> Document extract
========================================================================
Risks: Rate Sensitivity, Credit Cycle, Covenant-Lite Quality
Rate sensitivity: Direct lending is floating-rate — rising rates increase portfolio yield. But borrowers' ability to service debt also declines at higher rates. When SOFR was at 5.3% (2023–2024), all-in direct lending rates hit 11–12%. Borrowers with interest coverage of 1.5x at origination were at 1.0x after one year of rate increases. PIK (payment-in-kind) provisions — allowing borrowers to pay interest in additional debt rather than cash — increased as a share of BDC portfolios in 2023–2025, a leading indicator of credit stress.
Credit cycle risk: Private credit has not experienced a full credit cycle as an institutional asset class. The 2020 COVID shock was brief and Fed-interventions prevented meaningful defaults. The 2022–2025 rate cycle produced stress but not a systemic credit event. The risk is that the next recession reveals credit quality deterioration that current marks (illiquid loans are marked quarterly by the manager, not by market prices) have understated.
========================================================================
> Extracted records
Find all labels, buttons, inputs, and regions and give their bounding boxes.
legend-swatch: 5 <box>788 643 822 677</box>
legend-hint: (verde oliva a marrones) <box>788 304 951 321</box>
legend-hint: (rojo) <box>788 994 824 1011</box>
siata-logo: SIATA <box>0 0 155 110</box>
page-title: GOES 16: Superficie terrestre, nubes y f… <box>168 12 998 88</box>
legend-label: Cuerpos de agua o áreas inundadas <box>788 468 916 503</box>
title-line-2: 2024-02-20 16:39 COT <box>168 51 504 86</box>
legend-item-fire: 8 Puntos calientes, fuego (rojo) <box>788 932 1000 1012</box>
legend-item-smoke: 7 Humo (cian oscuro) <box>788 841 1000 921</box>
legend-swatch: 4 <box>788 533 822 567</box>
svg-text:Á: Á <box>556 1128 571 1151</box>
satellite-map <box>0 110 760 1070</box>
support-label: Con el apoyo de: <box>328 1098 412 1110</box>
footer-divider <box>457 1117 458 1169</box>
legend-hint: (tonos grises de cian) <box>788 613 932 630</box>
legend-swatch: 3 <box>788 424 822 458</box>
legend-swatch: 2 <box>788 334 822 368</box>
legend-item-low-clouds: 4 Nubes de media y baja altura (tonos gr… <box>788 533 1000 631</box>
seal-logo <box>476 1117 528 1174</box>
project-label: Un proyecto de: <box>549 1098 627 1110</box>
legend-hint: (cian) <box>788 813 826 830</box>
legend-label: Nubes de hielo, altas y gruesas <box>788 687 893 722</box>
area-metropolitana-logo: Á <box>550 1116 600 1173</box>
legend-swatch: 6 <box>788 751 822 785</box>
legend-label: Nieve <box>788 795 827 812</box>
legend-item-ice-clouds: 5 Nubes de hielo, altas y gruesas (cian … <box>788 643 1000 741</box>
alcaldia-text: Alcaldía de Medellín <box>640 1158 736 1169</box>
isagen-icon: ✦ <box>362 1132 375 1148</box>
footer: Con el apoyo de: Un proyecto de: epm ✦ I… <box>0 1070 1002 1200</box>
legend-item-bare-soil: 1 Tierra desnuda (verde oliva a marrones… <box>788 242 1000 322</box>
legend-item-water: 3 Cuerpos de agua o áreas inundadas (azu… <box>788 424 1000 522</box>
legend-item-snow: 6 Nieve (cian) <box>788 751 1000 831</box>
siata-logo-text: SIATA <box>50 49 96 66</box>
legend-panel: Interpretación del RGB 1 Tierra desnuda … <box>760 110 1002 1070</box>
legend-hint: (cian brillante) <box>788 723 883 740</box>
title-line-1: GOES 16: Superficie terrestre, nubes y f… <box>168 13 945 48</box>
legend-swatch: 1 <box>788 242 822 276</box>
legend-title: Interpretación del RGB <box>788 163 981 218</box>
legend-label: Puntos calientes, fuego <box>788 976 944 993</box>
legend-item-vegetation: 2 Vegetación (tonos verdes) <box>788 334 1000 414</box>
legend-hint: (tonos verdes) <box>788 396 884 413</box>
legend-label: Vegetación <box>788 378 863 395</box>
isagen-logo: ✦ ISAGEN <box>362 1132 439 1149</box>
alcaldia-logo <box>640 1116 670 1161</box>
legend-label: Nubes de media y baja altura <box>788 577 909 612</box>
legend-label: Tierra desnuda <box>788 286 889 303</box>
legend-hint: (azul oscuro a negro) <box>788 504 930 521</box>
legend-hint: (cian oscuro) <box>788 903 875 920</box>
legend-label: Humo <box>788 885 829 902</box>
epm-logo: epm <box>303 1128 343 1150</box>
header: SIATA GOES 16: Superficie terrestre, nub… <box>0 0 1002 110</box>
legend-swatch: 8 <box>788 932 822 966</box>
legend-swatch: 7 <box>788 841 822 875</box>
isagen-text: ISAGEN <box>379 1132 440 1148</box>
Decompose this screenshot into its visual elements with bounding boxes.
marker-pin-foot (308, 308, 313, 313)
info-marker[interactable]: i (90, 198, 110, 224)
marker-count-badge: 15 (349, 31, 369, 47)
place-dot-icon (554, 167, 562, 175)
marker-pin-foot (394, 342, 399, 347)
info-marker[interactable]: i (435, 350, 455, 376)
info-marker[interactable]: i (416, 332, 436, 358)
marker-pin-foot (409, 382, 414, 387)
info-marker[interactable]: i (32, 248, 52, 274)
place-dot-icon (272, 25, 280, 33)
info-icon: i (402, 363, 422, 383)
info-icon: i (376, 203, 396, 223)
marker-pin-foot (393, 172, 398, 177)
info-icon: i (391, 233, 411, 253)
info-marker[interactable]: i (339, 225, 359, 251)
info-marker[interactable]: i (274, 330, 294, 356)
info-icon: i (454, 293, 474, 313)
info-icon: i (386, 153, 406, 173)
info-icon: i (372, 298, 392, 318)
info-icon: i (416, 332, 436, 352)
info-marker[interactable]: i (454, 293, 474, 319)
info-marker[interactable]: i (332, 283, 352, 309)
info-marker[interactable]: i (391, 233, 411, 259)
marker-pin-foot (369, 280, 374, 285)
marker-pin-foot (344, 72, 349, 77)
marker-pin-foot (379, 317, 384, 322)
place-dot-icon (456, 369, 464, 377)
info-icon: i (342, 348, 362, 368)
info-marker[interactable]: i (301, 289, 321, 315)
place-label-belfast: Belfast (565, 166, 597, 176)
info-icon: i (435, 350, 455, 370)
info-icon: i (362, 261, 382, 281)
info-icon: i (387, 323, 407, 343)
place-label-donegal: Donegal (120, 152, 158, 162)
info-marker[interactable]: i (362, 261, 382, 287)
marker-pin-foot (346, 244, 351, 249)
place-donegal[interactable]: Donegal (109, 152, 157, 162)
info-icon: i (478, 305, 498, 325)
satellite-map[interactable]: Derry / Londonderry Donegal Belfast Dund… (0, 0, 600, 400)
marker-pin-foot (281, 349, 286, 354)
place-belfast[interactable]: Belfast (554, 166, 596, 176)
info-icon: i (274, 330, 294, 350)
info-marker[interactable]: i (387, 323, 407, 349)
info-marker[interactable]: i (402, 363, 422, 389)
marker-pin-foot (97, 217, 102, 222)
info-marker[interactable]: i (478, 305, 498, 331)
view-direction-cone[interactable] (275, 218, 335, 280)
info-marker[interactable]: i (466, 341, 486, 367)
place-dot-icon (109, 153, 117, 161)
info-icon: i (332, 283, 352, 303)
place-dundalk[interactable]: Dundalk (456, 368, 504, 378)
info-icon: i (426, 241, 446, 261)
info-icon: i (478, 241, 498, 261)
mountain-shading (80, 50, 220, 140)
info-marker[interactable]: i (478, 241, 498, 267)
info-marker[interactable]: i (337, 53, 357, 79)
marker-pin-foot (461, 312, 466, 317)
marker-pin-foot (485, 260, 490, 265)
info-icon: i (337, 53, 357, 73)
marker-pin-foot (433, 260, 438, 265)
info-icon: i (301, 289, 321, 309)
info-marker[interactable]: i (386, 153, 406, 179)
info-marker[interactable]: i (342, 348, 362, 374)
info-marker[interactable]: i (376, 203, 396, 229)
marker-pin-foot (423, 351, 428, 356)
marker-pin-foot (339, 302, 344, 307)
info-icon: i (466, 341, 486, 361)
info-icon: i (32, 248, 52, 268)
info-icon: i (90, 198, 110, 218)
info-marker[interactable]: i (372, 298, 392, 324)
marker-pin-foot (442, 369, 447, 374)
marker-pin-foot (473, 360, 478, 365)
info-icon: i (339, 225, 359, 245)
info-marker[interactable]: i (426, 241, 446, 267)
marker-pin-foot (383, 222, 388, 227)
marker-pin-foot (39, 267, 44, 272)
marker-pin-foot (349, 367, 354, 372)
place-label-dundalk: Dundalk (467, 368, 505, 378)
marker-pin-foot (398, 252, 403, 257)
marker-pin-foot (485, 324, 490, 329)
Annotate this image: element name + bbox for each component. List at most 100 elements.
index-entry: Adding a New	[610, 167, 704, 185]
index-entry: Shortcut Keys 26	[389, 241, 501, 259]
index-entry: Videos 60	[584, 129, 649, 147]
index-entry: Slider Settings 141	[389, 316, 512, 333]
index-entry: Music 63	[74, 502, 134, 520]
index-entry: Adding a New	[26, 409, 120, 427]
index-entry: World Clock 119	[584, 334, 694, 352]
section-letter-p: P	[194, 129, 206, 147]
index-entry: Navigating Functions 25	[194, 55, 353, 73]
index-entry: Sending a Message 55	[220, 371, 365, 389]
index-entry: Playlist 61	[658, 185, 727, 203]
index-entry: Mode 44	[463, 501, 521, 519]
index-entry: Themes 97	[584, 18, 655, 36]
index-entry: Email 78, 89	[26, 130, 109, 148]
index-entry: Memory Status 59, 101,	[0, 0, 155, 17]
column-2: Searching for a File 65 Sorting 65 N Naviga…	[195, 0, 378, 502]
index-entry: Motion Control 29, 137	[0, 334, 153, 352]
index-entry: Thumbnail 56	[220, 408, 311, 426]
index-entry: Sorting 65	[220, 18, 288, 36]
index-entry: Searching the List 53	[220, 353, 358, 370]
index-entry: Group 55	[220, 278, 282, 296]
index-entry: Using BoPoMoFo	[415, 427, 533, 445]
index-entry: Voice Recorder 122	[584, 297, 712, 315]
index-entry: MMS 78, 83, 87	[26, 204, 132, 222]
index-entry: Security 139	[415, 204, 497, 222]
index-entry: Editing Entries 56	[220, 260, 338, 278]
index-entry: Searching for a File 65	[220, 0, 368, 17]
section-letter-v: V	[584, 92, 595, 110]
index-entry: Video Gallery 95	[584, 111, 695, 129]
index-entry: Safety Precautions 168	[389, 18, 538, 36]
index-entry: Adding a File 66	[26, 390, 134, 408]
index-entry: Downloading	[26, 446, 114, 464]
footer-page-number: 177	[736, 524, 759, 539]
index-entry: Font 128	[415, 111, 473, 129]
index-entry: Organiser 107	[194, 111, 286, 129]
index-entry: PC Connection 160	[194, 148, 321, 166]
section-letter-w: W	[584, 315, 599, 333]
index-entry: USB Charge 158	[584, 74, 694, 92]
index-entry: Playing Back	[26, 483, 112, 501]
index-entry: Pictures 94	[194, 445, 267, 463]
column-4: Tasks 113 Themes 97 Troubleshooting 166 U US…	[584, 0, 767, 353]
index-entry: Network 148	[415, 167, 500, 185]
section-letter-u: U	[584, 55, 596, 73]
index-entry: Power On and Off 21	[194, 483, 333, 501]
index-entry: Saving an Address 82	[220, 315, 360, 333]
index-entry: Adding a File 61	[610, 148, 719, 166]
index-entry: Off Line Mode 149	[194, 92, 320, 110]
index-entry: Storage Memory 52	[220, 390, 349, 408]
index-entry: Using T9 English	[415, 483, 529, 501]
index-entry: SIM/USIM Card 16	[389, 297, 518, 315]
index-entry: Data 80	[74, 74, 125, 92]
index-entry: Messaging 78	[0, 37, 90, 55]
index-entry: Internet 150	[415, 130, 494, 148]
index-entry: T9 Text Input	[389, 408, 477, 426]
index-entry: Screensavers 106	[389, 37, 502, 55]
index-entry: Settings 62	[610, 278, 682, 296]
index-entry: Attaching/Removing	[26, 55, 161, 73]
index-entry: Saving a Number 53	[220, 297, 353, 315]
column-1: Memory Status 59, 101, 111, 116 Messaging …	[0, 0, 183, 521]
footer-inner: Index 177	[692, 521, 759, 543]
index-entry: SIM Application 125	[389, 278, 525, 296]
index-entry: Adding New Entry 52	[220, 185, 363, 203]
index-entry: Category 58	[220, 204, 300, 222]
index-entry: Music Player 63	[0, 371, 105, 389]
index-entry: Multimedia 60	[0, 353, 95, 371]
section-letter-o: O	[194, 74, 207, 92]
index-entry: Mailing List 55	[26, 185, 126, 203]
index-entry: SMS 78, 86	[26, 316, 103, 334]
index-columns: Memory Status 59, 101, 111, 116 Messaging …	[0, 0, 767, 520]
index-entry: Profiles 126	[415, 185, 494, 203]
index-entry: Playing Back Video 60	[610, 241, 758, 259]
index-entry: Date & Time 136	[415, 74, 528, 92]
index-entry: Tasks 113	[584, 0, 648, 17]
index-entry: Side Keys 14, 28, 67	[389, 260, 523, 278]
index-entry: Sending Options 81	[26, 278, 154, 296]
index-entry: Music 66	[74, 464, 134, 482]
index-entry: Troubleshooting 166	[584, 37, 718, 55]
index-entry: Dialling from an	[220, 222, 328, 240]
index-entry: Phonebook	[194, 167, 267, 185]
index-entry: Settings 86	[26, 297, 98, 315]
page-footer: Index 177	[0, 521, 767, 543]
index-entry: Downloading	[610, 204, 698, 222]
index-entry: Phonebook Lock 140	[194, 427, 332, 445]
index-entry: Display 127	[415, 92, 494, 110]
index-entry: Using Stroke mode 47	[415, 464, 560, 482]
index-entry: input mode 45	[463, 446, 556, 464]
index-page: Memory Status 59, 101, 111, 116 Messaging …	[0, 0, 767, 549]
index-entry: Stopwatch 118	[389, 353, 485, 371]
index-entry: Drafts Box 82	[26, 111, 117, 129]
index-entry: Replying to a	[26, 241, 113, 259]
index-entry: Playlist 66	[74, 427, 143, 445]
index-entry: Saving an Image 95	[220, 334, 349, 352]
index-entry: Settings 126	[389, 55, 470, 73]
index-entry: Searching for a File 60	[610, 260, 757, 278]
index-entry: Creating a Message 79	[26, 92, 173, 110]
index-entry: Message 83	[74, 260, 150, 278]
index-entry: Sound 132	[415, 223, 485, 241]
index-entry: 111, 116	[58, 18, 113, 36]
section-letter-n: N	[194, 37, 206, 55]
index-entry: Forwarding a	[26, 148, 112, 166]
========================================================================
> Work task 1
According to the text on private credit risks, why has private credit not yet been through a full credit cycle as an institutional asset class?
> Work task 2
From the text on private credit risks, write out the passage that begins at the words "Credit cycle risk: Private" and stops after "prices) have understated.".

> Task result 1
The 2020 COVID shock was brief, and Fed interventions prevented meaningful defaults. The 2022–2025 rate cycle caused stress but not a systemic credit event.

> Task result 2
Credit cycle risk: Private credit has not experienced a full credit cycle as an institutional asset class. The 2020 COVID shock was brief and Fed-interventions prevented meaningful defaults. The 2022–2025 rate cycle produced stress but not a systemic credit event. The risk is that the next recession reveals credit quality deterioration that current marks (illiquid loans are marked quarterly by the manager, not by market prices) have understated.